Exercise details:
Copy out every row below word for word, with no changes.
---------- Stored data
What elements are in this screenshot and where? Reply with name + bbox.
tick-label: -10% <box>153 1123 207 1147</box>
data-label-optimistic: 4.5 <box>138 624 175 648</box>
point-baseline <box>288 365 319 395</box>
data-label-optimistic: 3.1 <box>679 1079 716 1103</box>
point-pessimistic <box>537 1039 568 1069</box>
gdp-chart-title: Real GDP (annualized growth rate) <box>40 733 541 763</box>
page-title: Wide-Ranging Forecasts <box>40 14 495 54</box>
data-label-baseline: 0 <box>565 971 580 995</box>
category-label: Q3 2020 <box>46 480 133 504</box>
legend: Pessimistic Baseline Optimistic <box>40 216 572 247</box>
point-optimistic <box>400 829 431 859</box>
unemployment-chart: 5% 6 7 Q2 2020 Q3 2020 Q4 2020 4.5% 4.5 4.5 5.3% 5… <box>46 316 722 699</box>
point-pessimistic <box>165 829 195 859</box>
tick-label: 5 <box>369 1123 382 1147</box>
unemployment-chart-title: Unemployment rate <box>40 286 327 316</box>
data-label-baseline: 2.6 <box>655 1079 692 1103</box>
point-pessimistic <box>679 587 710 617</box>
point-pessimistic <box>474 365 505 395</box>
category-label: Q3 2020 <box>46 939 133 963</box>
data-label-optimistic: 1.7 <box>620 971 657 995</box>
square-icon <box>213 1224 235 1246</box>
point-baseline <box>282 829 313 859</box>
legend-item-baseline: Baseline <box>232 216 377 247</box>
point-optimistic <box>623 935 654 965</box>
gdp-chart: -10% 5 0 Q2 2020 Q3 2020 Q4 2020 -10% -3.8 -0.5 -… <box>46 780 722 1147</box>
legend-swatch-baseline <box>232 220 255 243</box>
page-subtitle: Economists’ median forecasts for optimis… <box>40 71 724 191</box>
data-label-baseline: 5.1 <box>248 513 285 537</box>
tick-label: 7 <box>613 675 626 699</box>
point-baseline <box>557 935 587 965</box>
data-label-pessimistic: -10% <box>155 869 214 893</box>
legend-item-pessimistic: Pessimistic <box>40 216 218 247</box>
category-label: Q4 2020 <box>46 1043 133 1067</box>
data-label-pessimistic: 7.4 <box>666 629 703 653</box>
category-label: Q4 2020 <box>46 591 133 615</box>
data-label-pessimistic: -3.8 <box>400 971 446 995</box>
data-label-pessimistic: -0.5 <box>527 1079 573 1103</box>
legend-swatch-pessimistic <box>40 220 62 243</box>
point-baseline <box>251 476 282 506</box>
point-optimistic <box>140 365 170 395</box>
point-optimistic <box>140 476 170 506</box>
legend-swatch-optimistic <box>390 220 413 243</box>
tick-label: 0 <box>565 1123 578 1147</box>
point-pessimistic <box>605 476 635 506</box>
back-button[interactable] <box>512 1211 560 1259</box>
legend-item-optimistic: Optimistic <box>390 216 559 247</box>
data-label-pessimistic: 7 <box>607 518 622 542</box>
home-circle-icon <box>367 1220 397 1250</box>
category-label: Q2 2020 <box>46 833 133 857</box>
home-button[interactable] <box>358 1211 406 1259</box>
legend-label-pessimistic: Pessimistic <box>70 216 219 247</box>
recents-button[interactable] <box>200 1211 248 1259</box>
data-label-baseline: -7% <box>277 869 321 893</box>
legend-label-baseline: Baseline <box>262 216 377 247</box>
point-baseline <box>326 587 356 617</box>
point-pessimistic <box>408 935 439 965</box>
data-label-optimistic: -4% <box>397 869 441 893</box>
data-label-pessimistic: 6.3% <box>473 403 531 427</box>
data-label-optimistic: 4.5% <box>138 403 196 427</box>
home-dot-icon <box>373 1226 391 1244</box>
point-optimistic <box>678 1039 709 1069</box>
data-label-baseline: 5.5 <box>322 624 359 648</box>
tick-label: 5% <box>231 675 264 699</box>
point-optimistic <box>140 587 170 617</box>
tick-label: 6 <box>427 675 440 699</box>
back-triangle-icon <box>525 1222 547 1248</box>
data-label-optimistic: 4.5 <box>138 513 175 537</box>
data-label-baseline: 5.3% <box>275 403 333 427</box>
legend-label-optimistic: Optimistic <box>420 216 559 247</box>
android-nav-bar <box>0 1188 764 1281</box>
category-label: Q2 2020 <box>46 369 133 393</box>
--------------------
Answer to this exercise:
What elements are in this screenshot and where? Reply with name + bbox.
tick-label: -10% <box>153 1123 207 1147</box>
data-label-optimistic: 4.5 <box>138 624 175 648</box>
point-baseline <box>288 365 319 395</box>
data-label-optimistic: 3.1 <box>679 1079 716 1103</box>
point-pessimistic <box>537 1039 568 1069</box>
gdp-chart-title: Real GDP (annualized growth rate) <box>40 733 541 763</box>
page-title: Wide-Ranging Forecasts <box>40 14 495 54</box>
data-label-baseline: 0 <box>565 971 580 995</box>
category-label: Q3 2020 <box>46 480 133 504</box>
legend: Pessimistic Baseline Optimistic <box>40 216 572 247</box>
point-optimistic <box>400 829 431 859</box>
unemployment-chart: 5% 6 7 Q2 2020 Q3 2020 Q4 2020 4.5% 4.5 4.5 5.3% 5… <box>46 316 722 699</box>
point-pessimistic <box>165 829 195 859</box>
tick-label: 5 <box>369 1123 382 1147</box>
unemployment-chart-title: Unemployment rate <box>40 286 327 316</box>
data-label-baseline: 2.6 <box>655 1079 692 1103</box>
point-pessimistic <box>679 587 710 617</box>
point-pessimistic <box>474 365 505 395</box>
category-label: Q3 2020 <box>46 939 133 963</box>
data-label-optimistic: 1.7 <box>620 971 657 995</box>
square-icon <box>213 1224 235 1246</box>
point-baseline <box>282 829 313 859</box>
legend-item-baseline: Baseline <box>232 216 377 247</box>
point-optimistic <box>623 935 654 965</box>
gdp-chart: -10% 5 0 Q2 2020 Q3 2020 Q4 2020 -10% -3.8 -0.5 -… <box>46 780 722 1147</box>
legend-swatch-baseline <box>232 220 255 243</box>
page-subtitle: Economists’ median forecasts for optimis… <box>40 71 724 191</box>
data-label-baseline: 5.1 <box>248 513 285 537</box>
tick-label: 7 <box>613 675 626 699</box>
point-baseline <box>557 935 587 965</box>
data-label-pessimistic: -10% <box>155 869 214 893</box>
legend-item-pessimistic: Pessimistic <box>40 216 218 247</box>
category-label: Q4 2020 <box>46 1043 133 1067</box>
data-label-pessimistic: 7.4 <box>666 629 703 653</box>
category-label: Q4 2020 <box>46 591 133 615</box>
data-label-pessimistic: -3.8 <box>400 971 446 995</box>
data-label-pessimistic: -0.5 <box>527 1079 573 1103</box>
legend-swatch-pessimistic <box>40 220 62 243</box>
point-baseline <box>251 476 282 506</box>
point-optimistic <box>140 365 170 395</box>
point-optimistic <box>140 476 170 506</box>
legend-swatch-optimistic <box>390 220 413 243</box>
tick-label: 0 <box>565 1123 578 1147</box>
point-pessimistic <box>605 476 635 506</box>
back-button[interactable] <box>512 1211 560 1259</box>
legend-item-optimistic: Optimistic <box>390 216 559 247</box>
data-label-pessimistic: 7 <box>607 518 622 542</box>
home-circle-icon <box>367 1220 397 1250</box>
category-label: Q2 2020 <box>46 833 133 857</box>
home-button[interactable] <box>358 1211 406 1259</box>
legend-label-pessimistic: Pessimistic <box>70 216 219 247</box>
recents-button[interactable] <box>200 1211 248 1259</box>
data-label-baseline: -7% <box>277 869 321 893</box>
legend-label-baseline: Baseline <box>262 216 377 247</box>
point-baseline <box>326 587 356 617</box>
point-pessimistic <box>408 935 439 965</box>
data-label-optimistic: -4% <box>397 869 441 893</box>
data-label-pessimistic: 6.3% <box>473 403 531 427</box>
data-label-optimistic: 4.5% <box>138 403 196 427</box>
home-dot-icon <box>373 1226 391 1244</box>
point-optimistic <box>678 1039 709 1069</box>
data-label-baseline: 5.5 <box>322 624 359 648</box>
tick-label: 5% <box>231 675 264 699</box>
point-optimistic <box>140 587 170 617</box>
tick-label: 6 <box>427 675 440 699</box>
back-triangle-icon <box>525 1222 547 1248</box>
data-label-optimistic: 4.5 <box>138 513 175 537</box>
data-label-baseline: 5.3% <box>275 403 333 427</box>
legend-label-optimistic: Optimistic <box>420 216 559 247</box>
android-nav-bar <box>0 1188 764 1281</box>
category-label: Q2 2020 <box>46 369 133 393</box>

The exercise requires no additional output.